## Objective
Gather up the lines with the word "Renouard" in them.

## Supplied records
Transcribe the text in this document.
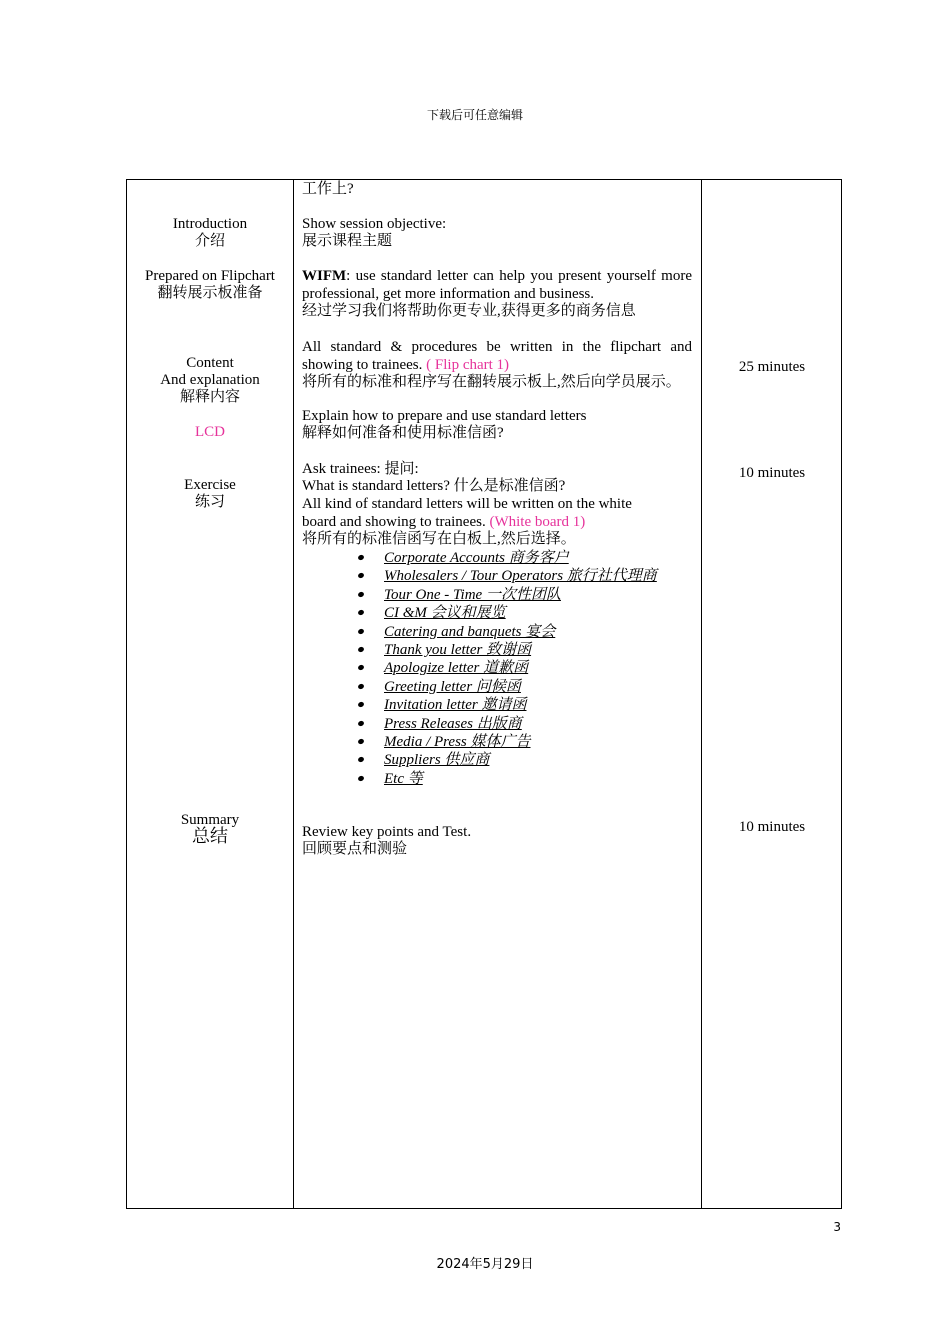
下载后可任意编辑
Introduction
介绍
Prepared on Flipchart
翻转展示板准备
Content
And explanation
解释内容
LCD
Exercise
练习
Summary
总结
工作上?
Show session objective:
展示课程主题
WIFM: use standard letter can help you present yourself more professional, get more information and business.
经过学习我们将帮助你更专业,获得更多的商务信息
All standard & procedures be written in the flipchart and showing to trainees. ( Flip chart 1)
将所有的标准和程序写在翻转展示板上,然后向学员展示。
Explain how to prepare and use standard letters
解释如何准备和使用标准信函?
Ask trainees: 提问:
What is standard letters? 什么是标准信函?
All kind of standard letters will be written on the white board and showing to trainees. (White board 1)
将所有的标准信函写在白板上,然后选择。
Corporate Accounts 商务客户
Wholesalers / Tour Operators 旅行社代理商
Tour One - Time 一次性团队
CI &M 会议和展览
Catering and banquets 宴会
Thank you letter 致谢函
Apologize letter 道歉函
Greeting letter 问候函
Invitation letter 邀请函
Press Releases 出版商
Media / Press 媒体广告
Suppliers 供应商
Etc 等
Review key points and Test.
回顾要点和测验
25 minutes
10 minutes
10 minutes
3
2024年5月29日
* * *
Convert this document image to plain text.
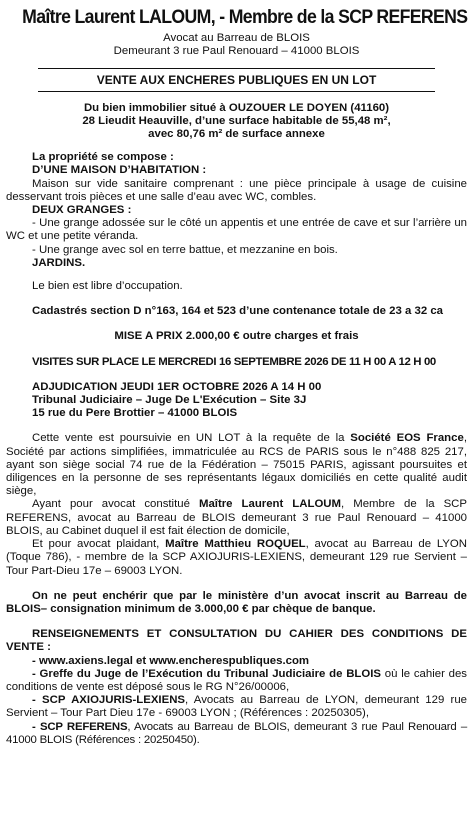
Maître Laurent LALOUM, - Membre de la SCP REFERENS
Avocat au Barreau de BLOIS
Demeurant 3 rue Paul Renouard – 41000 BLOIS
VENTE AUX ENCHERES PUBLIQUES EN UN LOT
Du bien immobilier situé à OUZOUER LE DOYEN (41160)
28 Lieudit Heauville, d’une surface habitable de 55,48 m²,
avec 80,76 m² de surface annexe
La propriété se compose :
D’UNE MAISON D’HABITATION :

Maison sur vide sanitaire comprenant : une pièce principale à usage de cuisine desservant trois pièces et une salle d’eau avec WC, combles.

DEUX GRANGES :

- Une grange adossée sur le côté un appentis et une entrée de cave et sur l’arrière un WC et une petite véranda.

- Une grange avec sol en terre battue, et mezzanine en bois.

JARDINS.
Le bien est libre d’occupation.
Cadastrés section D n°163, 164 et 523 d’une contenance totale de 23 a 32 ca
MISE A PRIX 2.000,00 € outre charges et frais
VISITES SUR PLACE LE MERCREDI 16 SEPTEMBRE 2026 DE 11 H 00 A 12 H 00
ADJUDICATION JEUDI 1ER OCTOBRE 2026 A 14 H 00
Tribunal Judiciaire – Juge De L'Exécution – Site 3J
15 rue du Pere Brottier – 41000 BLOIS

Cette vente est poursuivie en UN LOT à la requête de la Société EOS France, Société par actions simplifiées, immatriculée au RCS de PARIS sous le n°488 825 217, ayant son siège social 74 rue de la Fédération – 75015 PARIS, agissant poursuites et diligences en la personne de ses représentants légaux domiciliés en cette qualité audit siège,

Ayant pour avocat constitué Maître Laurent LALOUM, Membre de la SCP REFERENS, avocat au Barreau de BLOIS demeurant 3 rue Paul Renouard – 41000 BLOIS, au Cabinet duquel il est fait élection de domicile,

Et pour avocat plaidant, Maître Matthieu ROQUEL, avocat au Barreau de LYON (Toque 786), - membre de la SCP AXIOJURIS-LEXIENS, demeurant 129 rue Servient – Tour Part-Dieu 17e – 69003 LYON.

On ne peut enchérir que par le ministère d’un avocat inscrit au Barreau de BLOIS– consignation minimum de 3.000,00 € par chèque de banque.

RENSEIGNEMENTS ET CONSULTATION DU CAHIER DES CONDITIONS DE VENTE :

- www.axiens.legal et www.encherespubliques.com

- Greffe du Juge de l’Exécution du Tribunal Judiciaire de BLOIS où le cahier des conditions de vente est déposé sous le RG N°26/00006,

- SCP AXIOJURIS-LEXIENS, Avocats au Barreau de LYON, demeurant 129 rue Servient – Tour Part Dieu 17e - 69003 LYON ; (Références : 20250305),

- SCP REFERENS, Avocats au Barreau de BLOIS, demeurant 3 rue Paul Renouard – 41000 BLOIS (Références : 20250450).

## Response
Demeurant 3 rue Paul Renouard – 41000 BLOIS
Ayant pour avocat constitué Maître Laurent LALOUM, Membre de la SCP REFERENS, avocat au Barreau de BLOIS demeurant 3 rue Paul Renouard – 41000 BLOIS, au Cabinet duquel il est fait élection de domicile,
- SCP REFERENS, Avocats au Barreau de BLOIS, demeurant 3 rue Paul Renouard – 41000 BLOIS (Références : 20250450).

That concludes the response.